▸ **Exercise directions**
Pull out each line of the data that includes the word "smoothed".

** start of Extracted entries **

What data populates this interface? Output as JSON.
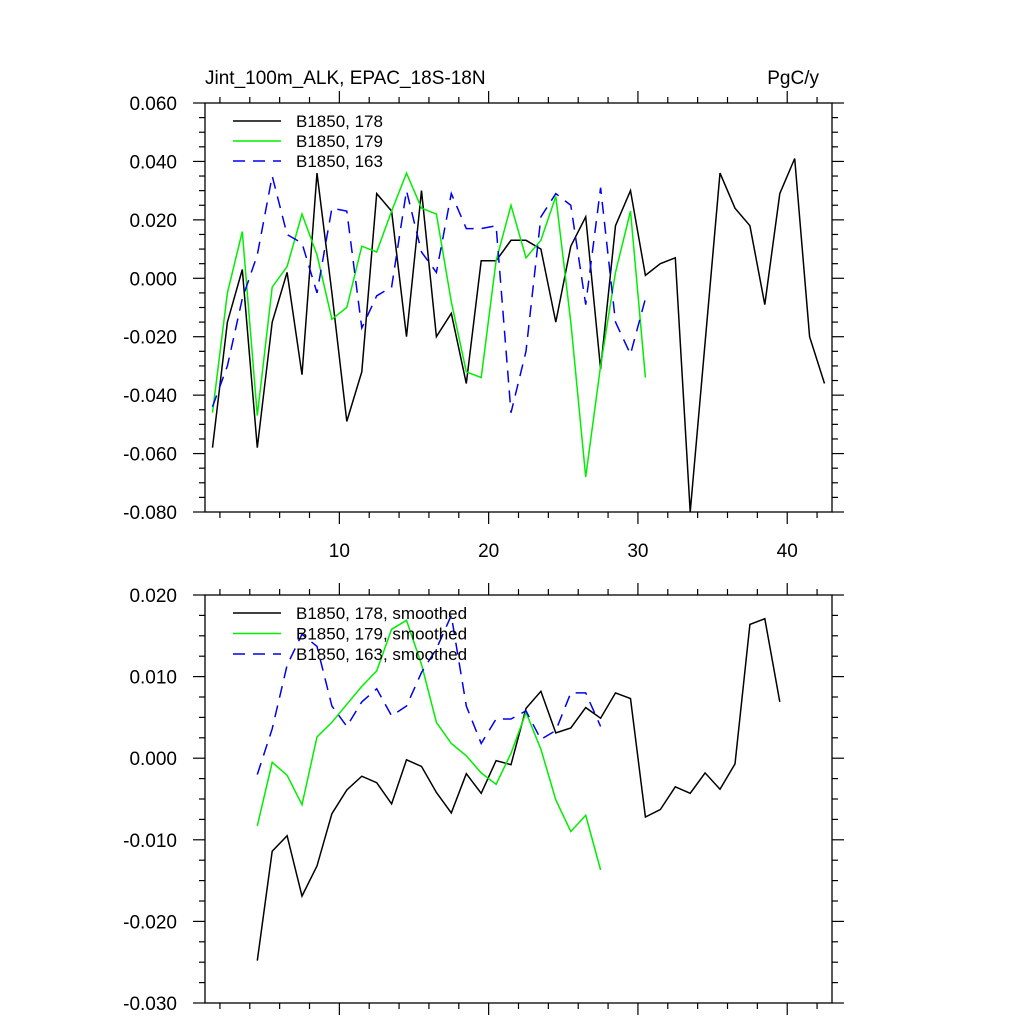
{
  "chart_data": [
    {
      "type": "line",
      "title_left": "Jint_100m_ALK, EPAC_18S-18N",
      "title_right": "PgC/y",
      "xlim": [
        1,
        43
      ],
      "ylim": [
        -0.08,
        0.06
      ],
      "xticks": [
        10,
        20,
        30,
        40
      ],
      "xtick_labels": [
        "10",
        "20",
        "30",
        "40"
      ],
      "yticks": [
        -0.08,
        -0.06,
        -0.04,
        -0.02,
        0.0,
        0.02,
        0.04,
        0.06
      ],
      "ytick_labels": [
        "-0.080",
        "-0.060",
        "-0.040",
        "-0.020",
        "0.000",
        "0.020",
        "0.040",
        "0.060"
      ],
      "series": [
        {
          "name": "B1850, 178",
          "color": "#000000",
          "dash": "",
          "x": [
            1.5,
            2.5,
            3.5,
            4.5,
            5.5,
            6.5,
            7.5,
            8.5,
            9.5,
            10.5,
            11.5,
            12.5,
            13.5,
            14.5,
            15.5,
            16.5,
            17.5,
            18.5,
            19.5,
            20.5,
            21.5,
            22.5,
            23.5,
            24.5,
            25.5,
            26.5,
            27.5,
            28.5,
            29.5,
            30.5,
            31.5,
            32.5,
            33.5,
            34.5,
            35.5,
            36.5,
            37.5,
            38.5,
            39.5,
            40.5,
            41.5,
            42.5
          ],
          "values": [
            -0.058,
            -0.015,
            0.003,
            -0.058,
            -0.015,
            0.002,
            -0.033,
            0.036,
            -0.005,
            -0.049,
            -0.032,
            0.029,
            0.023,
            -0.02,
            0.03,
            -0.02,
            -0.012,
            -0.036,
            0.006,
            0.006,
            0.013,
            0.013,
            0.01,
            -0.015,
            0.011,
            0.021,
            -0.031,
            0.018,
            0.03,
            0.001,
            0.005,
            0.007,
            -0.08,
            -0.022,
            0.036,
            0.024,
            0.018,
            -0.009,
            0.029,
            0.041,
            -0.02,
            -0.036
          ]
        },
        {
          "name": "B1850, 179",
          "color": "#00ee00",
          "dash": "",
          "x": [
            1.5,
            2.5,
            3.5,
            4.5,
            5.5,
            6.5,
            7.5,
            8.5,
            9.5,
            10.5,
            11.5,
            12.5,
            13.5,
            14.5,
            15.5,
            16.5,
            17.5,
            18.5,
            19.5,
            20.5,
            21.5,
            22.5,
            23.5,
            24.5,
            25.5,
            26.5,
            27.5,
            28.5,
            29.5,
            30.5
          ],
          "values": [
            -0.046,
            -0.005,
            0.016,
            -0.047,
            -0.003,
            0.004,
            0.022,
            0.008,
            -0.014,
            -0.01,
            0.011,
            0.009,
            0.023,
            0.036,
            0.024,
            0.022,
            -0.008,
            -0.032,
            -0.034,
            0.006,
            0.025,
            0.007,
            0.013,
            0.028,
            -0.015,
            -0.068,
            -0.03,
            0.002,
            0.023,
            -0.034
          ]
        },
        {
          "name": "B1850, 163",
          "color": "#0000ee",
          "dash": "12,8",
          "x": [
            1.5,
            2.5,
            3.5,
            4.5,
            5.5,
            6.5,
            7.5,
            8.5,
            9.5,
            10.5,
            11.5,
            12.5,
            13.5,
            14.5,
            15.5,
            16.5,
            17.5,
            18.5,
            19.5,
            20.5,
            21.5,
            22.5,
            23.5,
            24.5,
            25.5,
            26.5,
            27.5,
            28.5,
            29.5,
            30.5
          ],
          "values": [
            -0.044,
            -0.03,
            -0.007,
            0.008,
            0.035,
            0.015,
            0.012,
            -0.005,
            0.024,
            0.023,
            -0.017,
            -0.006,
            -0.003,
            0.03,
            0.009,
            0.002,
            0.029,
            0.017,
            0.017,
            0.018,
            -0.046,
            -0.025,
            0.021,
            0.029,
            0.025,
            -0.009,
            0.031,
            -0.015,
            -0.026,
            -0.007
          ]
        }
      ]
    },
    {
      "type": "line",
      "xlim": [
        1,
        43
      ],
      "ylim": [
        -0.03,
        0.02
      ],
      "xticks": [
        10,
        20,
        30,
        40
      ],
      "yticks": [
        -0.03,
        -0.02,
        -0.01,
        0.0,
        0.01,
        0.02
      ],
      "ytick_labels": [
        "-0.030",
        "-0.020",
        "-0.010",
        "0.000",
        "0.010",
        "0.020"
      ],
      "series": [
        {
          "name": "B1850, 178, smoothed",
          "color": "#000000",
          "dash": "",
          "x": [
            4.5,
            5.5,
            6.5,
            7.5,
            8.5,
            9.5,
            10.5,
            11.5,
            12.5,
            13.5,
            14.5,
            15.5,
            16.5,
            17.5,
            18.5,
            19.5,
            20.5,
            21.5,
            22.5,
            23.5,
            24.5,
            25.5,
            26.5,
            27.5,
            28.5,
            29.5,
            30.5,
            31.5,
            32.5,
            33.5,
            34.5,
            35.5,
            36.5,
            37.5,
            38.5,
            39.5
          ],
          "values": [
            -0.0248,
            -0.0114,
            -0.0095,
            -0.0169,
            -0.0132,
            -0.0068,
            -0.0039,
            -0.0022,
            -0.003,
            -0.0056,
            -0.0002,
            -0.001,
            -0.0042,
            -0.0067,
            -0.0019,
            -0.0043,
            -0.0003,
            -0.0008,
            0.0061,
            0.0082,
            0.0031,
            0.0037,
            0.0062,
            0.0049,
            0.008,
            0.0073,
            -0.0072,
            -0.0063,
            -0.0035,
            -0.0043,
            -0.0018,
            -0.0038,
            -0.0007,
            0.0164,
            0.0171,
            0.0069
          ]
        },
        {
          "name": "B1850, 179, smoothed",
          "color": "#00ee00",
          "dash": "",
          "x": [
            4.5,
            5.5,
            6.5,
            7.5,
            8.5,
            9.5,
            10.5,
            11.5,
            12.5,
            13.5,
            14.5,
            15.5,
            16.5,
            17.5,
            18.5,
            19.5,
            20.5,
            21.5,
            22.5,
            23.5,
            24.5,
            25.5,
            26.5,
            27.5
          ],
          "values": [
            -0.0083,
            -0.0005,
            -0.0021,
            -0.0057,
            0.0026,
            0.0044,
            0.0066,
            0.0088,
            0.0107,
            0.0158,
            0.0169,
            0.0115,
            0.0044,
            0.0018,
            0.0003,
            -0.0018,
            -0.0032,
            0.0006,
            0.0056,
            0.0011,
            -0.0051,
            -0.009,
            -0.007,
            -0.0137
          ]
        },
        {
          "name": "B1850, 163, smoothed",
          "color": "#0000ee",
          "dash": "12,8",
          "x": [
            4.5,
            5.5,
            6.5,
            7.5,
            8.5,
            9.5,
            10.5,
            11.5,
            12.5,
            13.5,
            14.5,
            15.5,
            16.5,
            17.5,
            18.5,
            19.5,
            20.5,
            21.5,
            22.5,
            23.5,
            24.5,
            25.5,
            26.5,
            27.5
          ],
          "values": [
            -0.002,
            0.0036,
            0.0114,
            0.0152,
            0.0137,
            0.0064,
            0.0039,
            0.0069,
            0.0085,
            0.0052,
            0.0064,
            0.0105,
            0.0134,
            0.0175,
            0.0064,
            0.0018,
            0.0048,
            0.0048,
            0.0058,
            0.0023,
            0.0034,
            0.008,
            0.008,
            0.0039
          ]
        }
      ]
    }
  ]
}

** end of Extracted entries **

▸ **Exercise response**
          "name": "B1850, 178, smoothed",
          "name": "B1850, 179, smoothed",
          "name": "B1850, 163, smoothed",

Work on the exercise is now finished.